— START OF EXERCISE MATERIAL —
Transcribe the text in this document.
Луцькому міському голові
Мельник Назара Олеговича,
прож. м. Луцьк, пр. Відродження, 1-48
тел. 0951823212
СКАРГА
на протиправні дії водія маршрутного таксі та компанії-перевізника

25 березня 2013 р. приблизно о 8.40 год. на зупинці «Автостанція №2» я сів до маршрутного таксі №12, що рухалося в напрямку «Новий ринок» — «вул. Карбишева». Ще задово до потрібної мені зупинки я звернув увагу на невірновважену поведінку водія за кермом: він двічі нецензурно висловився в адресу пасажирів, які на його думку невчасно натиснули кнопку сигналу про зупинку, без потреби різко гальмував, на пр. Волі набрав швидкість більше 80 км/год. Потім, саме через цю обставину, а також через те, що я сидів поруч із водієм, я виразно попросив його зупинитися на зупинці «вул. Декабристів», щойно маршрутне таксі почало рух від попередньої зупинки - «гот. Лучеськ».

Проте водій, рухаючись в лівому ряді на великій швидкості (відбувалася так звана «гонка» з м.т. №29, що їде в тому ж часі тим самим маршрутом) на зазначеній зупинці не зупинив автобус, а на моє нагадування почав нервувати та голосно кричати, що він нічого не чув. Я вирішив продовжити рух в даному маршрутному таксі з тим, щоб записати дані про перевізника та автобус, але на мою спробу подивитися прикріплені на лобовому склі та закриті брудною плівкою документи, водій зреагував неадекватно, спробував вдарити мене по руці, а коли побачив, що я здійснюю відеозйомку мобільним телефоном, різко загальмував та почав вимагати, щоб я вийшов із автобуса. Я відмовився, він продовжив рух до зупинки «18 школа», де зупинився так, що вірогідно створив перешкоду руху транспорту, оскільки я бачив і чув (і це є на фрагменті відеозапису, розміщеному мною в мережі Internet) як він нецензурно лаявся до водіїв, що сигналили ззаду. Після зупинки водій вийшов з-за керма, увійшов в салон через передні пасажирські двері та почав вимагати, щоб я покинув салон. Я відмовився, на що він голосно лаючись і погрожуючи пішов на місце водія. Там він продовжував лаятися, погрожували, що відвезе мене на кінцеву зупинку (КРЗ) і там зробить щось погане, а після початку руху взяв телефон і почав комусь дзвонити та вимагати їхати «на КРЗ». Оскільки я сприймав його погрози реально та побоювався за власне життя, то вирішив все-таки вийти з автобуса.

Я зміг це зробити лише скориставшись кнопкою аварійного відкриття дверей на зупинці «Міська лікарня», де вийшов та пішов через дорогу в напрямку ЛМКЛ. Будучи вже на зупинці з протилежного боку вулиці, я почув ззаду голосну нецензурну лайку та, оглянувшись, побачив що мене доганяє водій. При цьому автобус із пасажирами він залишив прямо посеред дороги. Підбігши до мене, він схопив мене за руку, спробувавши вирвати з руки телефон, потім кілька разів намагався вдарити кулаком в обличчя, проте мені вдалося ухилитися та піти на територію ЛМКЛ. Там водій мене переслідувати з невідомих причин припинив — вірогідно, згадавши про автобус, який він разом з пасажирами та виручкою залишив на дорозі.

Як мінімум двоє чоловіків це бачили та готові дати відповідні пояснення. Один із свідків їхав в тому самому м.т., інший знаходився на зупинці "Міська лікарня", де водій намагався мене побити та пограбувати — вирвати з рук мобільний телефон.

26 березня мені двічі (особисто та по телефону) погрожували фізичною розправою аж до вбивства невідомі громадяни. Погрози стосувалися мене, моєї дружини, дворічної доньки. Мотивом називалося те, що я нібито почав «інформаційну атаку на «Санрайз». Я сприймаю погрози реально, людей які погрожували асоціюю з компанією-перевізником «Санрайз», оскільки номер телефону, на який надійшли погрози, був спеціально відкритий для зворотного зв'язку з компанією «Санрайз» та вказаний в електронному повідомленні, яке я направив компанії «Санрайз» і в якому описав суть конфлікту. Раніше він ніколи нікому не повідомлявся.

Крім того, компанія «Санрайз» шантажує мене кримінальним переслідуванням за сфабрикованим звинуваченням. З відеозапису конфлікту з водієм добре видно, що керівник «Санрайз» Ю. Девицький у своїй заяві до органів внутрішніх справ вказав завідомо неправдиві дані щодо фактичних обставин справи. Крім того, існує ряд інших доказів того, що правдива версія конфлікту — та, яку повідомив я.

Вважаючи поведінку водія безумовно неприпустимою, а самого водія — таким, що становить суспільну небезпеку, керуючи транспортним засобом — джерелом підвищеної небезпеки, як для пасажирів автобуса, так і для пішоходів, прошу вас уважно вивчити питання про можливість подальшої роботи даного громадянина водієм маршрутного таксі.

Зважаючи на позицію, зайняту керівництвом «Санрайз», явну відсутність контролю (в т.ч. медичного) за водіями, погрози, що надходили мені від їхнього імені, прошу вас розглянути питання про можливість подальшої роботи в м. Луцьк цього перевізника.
— END OF EXERCISE MATERIAL —
● **EXERCISE REQUIREMENTS**:
Repeat the material word for word, in full.

● **TASK ANSWER**:
Transcribe the text in this document.
Луцькому міському голові
Мельник Назара Олеговича,
прож. м. Луцьк, пр. Відродження, 1-48
тел. 0951823212
СКАРГА
на протиправні дії водія маршрутного таксі та компанії-перевізника

25 березня 2013 р. приблизно о 8.40 год. на зупинці «Автостанція №2» я сів до маршрутного таксі №12, що рухалося в напрямку «Новий ринок» — «вул. Карбишева». Ще задово до потрібної мені зупинки я звернув увагу на невірновважену поведінку водія за кермом: він двічі нецензурно висловився в адресу пасажирів, які на його думку невчасно натиснули кнопку сигналу про зупинку, без потреби різко гальмував, на пр. Волі набрав швидкість більше 80 км/год. Потім, саме через цю обставину, а також через те, що я сидів поруч із водієм, я виразно попросив його зупинитися на зупинці «вул. Декабристів», щойно маршрутне таксі почало рух від попередньої зупинки - «гот. Лучеськ».

Проте водій, рухаючись в лівому ряді на великій швидкості (відбувалася так звана «гонка» з м.т. №29, що їде в тому ж часі тим самим маршрутом) на зазначеній зупинці не зупинив автобус, а на моє нагадування почав нервувати та голосно кричати, що він нічого не чув. Я вирішив продовжити рух в даному маршрутному таксі з тим, щоб записати дані про перевізника та автобус, але на мою спробу подивитися прикріплені на лобовому склі та закриті брудною плівкою документи, водій зреагував неадекватно, спробував вдарити мене по руці, а коли побачив, що я здійснюю відеозйомку мобільним телефоном, різко загальмував та почав вимагати, щоб я вийшов із автобуса. Я відмовився, він продовжив рух до зупинки «18 школа», де зупинився так, що вірогідно створив перешкоду руху транспорту, оскільки я бачив і чув (і це є на фрагменті відеозапису, розміщеному мною в мережі Internet) як він нецензурно лаявся до водіїв, що сигналили ззаду. Після зупинки водій вийшов з-за керма, увійшов в салон через передні пасажирські двері та почав вимагати, щоб я покинув салон. Я відмовився, на що він голосно лаючись і погрожуючи пішов на місце водія. Там він продовжував лаятися, погрожували, що відвезе мене на кінцеву зупинку (КРЗ) і там зробить щось погане, а після початку руху взяв телефон і почав комусь дзвонити та вимагати їхати «на КРЗ». Оскільки я сприймав його погрози реально та побоювався за власне життя, то вирішив все-таки вийти з автобуса.

Я зміг це зробити лише скориставшись кнопкою аварійного відкриття дверей на зупинці «Міська лікарня», де вийшов та пішов через дорогу в напрямку ЛМКЛ. Будучи вже на зупинці з протилежного боку вулиці, я почув ззаду голосну нецензурну лайку та, оглянувшись, побачив що мене доганяє водій. При цьому автобус із пасажирами він залишив прямо посеред дороги. Підбігши до мене, він схопив мене за руку, спробувавши вирвати з руки телефон, потім кілька разів намагався вдарити кулаком в обличчя, проте мені вдалося ухилитися та піти на територію ЛМКЛ. Там водій мене переслідувати з невідомих причин припинив — вірогідно, згадавши про автобус, який він разом з пасажирами та виручкою залишив на дорозі.

Як мінімум двоє чоловіків це бачили та готові дати відповідні пояснення. Один із свідків їхав в тому самому м.т., інший знаходився на зупинці "Міська лікарня", де водій намагався мене побити та пограбувати — вирвати з рук мобільний телефон.

26 березня мені двічі (особисто та по телефону) погрожували фізичною розправою аж до вбивства невідомі громадяни. Погрози стосувалися мене, моєї дружини, дворічної доньки. Мотивом називалося те, що я нібито почав «інформаційну атаку на «Санрайз». Я сприймаю погрози реально, людей які погрожували асоціюю з компанією-перевізником «Санрайз», оскільки номер телефону, на який надійшли погрози, був спеціально відкритий для зворотного зв'язку з компанією «Санрайз» та вказаний в електронному повідомленні, яке я направив компанії «Санрайз» і в якому описав суть конфлікту. Раніше він ніколи нікому не повідомлявся.

Крім того, компанія «Санрайз» шантажує мене кримінальним переслідуванням за сфабрикованим звинуваченням. З відеозапису конфлікту з водієм добре видно, що керівник «Санрайз» Ю. Девицький у своїй заяві до органів внутрішніх справ вказав завідомо неправдиві дані щодо фактичних обставин справи. Крім того, існує ряд інших доказів того, що правдива версія конфлікту — та, яку повідомив я.

Вважаючи поведінку водія безумовно неприпустимою, а самого водія — таким, що становить суспільну небезпеку, керуючи транспортним засобом — джерелом підвищеної небезпеки, як для пасажирів автобуса, так і для пішоходів, прошу вас уважно вивчити питання про можливість подальшої роботи даного громадянина водієм маршрутного таксі.

Зважаючи на позицію, зайняту керівництвом «Санрайз», явну відсутність контролю (в т.ч. медичного) за водіями, погрози, що надходили мені від їхнього імені, прошу вас розглянути питання про можливість подальшої роботи в м. Луцьк цього перевізника.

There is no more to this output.